Of all the lines in the records below, how many hold the word "they"? Give the number alone.

— Begin Material for this exercise —

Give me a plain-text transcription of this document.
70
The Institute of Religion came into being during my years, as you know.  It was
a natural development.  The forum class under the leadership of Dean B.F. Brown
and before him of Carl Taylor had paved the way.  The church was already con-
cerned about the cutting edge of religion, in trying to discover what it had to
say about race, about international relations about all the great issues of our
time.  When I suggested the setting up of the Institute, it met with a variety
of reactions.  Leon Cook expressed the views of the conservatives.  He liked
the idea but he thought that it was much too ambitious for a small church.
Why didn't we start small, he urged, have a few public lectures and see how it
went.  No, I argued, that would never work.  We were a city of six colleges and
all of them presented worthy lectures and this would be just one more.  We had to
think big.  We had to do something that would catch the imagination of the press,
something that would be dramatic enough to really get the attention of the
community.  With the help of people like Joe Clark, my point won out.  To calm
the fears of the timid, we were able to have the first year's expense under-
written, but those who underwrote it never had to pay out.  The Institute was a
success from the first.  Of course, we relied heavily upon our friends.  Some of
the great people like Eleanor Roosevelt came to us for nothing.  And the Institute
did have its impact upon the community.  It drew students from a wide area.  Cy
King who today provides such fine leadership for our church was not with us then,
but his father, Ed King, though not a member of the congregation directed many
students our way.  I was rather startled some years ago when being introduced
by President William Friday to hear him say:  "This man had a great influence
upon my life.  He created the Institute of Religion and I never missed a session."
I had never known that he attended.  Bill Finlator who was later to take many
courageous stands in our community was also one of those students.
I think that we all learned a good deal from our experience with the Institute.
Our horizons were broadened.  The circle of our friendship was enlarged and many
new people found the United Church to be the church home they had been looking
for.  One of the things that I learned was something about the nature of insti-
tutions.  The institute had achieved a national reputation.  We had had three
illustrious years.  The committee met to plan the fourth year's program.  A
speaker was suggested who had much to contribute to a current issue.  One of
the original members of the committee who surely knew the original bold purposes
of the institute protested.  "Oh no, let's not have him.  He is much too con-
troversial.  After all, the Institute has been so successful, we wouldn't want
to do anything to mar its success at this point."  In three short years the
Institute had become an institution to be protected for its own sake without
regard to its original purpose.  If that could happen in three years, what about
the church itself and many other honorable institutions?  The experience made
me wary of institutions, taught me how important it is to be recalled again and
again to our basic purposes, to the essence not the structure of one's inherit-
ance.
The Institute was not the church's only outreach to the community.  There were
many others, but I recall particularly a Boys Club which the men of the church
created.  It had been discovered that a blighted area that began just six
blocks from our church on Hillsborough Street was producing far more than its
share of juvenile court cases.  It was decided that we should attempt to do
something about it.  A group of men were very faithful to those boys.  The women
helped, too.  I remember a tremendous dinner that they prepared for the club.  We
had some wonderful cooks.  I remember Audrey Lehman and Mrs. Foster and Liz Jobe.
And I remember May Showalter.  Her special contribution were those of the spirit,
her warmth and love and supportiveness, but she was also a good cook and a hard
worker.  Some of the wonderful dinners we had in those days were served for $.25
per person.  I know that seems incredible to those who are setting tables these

— End Material for this exercise —

_The completed task_
2